■ Aim of the exercise ■
Search the data for the word "this" and copy every line that contains it.

---+---

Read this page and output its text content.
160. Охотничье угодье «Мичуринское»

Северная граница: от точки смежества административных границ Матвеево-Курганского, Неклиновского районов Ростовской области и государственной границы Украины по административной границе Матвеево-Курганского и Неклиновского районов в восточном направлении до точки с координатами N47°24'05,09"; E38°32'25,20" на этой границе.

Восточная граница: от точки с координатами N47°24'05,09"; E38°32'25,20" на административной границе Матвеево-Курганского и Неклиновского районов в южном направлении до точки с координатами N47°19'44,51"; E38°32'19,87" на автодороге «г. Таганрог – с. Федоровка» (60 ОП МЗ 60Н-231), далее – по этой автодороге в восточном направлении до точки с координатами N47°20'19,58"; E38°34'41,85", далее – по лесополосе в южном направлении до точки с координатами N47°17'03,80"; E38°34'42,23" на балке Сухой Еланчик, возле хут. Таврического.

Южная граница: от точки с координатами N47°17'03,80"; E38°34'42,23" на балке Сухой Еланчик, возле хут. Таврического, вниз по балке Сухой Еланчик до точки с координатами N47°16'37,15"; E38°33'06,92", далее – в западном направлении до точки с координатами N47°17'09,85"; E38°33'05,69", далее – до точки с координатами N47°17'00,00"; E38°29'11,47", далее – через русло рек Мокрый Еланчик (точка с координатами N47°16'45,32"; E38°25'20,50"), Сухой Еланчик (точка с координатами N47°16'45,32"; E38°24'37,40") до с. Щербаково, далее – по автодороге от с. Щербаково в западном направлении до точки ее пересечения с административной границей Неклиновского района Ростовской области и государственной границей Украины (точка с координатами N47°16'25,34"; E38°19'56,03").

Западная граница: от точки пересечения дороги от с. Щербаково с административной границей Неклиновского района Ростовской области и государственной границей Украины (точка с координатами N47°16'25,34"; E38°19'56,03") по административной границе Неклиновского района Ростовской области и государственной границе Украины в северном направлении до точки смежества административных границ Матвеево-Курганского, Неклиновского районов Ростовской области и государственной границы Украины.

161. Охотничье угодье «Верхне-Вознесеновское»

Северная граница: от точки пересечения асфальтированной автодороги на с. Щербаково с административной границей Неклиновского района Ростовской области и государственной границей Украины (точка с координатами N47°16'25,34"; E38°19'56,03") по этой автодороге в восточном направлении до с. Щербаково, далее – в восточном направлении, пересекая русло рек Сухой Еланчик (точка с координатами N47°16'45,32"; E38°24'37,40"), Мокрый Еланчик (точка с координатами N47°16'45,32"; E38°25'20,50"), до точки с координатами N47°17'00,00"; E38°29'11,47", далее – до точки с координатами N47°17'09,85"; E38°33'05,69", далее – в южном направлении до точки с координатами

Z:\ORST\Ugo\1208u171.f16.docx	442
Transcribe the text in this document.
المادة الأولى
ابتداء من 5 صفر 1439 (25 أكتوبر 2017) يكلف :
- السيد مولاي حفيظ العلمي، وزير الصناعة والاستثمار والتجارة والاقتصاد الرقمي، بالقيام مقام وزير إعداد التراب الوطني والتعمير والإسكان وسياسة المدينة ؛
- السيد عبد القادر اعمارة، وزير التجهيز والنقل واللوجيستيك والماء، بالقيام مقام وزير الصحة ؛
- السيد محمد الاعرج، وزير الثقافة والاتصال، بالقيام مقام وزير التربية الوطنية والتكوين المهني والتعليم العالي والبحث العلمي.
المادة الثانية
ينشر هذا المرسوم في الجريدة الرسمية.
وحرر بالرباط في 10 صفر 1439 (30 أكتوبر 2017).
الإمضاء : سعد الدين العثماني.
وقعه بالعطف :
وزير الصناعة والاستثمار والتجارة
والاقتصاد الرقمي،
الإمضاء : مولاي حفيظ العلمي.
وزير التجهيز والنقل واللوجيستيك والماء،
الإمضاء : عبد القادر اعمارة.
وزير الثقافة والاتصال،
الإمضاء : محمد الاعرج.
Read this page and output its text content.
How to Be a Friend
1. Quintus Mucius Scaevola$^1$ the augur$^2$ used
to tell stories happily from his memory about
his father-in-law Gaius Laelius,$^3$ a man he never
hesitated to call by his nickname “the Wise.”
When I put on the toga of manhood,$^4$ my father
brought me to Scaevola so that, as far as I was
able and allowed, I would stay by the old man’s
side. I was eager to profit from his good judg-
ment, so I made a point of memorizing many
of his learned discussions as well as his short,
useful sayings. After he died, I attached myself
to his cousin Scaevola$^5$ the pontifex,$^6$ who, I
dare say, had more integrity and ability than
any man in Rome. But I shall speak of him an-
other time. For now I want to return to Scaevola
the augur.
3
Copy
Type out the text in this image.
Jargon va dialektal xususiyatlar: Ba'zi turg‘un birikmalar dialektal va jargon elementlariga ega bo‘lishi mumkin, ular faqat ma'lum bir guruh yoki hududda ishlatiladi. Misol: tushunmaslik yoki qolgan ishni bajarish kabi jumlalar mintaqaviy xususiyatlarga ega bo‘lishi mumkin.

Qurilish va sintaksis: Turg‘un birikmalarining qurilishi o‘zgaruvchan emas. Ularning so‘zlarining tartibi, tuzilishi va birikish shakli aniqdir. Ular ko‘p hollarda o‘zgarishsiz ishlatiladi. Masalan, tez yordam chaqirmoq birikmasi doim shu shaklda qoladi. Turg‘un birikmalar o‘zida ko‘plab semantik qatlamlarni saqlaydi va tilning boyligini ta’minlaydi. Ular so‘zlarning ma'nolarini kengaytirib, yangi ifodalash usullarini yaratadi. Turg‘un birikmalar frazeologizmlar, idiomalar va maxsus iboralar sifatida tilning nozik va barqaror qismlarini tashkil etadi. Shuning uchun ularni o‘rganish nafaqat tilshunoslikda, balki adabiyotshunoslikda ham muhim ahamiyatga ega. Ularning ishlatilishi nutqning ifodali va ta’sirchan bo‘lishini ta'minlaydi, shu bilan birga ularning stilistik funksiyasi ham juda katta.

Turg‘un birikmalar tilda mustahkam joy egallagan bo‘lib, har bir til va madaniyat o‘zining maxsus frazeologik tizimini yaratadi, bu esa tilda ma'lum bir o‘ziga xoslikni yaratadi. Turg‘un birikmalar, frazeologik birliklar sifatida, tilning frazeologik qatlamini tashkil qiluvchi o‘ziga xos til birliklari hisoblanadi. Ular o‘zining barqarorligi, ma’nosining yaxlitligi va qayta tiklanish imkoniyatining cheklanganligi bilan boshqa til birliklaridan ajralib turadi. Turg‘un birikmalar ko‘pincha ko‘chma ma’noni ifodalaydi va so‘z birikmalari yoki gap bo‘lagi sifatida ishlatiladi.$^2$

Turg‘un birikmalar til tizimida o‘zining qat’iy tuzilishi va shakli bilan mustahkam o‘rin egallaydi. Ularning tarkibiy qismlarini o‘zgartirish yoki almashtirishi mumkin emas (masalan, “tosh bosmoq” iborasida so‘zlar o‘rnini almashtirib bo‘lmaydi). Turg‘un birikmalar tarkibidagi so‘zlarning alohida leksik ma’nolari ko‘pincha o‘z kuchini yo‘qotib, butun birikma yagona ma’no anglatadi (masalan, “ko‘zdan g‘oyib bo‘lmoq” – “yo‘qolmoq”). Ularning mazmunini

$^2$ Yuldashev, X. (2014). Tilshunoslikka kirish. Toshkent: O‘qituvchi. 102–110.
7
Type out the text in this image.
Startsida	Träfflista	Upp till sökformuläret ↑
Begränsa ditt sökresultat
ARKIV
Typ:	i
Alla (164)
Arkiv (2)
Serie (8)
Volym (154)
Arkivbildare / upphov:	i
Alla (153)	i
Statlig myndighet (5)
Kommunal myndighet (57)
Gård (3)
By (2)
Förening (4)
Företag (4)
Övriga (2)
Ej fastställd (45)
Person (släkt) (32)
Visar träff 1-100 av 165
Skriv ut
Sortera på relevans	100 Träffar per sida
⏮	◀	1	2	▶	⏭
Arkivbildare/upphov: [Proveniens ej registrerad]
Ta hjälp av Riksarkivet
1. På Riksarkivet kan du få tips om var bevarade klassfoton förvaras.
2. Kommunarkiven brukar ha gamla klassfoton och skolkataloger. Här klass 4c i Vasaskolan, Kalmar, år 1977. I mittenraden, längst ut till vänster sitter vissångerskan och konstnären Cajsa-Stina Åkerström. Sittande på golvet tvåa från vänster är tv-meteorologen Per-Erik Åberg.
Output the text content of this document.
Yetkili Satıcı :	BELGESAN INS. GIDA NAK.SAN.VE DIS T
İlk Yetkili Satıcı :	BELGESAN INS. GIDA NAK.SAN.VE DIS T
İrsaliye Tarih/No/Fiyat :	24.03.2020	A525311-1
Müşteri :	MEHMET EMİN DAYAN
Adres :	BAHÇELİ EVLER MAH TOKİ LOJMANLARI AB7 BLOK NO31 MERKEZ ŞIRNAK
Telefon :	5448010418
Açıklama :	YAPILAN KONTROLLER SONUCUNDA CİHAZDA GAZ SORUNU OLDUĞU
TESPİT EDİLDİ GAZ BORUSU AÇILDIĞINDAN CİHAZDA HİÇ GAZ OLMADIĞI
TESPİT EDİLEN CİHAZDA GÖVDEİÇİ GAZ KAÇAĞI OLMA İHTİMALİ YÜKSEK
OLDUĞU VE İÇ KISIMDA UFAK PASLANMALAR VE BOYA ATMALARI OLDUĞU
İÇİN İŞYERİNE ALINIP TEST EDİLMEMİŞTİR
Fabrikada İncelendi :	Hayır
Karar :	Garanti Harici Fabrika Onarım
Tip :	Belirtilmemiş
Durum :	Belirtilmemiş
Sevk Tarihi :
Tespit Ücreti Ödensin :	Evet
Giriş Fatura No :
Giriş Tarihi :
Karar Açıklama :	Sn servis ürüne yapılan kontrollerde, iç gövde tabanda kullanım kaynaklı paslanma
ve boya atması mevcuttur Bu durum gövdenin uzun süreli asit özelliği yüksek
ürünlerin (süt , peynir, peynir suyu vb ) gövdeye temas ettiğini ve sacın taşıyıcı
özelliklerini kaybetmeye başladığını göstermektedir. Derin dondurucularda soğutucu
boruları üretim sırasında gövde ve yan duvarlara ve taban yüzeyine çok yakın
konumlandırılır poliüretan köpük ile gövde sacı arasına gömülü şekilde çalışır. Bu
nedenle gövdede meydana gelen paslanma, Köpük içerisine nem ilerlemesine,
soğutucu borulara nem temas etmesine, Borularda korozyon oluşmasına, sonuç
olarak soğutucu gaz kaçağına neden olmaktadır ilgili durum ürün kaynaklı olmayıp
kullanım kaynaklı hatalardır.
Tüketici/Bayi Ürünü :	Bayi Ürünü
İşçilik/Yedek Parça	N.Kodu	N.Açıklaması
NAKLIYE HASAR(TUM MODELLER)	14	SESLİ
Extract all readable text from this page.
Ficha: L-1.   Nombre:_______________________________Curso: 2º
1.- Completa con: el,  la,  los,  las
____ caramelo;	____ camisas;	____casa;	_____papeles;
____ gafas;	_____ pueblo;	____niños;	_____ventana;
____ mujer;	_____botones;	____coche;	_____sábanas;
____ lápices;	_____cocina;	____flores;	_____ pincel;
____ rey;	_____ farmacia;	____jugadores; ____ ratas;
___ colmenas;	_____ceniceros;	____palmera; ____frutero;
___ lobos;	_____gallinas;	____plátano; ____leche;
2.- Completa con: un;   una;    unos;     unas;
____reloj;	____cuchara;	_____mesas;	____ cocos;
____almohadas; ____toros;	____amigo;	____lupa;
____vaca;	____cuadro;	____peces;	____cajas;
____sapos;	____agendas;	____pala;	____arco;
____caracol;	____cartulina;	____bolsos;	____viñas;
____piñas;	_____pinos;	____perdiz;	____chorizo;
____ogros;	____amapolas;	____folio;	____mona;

---+---

■ Answer ■
Read this page and output its text content.
Transcribe the text in this document.
Read this page and output its text content.
Type out the text in this image.
Type out the text in this image.
Output the text content of this document.
Extract all readable text from this page.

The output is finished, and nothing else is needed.